What is needed -
All lines in which the word "this" occurs are to be extracted.

Information supplied -
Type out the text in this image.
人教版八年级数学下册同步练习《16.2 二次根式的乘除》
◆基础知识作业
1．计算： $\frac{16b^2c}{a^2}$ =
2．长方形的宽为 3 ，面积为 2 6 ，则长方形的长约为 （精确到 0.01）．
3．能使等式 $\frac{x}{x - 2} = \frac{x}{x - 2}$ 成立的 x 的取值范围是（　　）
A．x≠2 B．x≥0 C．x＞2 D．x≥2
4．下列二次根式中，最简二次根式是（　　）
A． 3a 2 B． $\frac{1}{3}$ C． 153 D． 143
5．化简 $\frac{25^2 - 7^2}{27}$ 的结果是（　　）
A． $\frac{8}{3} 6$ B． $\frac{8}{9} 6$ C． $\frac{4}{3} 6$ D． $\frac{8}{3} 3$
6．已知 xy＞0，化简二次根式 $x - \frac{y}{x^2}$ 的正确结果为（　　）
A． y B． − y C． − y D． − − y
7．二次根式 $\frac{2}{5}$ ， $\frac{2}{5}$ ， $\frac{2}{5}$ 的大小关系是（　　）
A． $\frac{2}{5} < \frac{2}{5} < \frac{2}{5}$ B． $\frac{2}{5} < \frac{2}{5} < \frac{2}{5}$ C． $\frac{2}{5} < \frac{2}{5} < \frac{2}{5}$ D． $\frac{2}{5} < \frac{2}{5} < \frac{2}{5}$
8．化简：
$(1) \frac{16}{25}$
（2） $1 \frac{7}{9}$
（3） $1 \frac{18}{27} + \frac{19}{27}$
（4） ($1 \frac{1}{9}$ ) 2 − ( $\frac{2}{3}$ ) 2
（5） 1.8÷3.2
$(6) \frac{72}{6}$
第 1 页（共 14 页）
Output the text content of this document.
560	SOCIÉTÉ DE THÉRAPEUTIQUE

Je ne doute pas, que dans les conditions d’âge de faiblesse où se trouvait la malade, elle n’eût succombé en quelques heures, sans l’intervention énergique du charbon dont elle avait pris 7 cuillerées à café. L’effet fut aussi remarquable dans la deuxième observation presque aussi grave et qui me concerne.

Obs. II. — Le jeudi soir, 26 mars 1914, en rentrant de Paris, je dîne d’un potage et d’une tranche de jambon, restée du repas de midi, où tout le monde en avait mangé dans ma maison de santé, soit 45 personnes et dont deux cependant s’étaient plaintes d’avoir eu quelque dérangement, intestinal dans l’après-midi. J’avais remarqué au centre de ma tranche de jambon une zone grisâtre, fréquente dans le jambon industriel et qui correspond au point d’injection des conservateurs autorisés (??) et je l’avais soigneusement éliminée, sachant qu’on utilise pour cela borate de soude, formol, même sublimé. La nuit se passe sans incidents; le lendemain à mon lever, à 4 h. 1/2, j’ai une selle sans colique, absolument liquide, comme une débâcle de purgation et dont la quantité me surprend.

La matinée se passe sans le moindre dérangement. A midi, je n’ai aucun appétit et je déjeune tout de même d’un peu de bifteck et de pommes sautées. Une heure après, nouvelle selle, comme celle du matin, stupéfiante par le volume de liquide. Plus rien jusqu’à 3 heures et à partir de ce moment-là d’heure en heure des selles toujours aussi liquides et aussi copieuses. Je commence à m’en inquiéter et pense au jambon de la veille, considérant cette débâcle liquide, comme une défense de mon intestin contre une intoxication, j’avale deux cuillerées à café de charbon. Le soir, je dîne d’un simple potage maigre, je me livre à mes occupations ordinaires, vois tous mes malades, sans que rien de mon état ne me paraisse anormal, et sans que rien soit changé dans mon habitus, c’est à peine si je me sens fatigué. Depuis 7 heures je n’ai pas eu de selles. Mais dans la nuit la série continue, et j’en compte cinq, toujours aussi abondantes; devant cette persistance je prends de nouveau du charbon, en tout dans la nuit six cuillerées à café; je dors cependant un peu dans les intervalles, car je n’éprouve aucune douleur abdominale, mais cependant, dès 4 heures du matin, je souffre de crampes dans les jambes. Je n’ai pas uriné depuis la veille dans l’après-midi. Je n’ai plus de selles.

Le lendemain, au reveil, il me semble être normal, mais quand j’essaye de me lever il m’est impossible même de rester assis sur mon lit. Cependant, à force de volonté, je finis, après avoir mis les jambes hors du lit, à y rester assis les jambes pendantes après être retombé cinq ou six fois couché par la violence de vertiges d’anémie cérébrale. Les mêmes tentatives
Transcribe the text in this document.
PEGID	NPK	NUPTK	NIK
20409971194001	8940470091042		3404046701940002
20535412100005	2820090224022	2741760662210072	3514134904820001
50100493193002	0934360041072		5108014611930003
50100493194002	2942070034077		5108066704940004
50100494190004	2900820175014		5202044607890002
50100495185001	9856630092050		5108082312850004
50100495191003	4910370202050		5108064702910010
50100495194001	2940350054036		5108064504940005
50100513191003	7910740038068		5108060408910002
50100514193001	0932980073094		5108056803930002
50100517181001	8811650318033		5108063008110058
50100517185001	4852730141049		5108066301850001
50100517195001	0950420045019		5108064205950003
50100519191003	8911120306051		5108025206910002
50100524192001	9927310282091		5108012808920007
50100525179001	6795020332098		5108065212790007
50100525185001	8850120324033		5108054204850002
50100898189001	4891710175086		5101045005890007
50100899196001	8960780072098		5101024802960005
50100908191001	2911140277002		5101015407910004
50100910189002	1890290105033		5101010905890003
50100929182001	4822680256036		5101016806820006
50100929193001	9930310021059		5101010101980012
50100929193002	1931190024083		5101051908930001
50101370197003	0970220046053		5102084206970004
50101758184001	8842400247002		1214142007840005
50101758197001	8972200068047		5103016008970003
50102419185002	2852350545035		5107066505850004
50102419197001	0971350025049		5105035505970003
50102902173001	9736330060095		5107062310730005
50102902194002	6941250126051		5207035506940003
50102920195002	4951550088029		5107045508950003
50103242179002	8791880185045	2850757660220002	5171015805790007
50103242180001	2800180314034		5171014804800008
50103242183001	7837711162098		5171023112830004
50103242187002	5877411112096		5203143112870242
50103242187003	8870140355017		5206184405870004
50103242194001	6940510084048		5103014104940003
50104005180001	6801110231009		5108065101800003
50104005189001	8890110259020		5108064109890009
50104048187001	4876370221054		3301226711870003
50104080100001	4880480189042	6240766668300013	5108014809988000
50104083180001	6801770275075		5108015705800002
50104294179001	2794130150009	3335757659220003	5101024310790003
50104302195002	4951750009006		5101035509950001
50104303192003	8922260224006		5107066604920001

Answer below -
Type out the text in this image.
Output the text content of this document.
Transcribe the text in this document.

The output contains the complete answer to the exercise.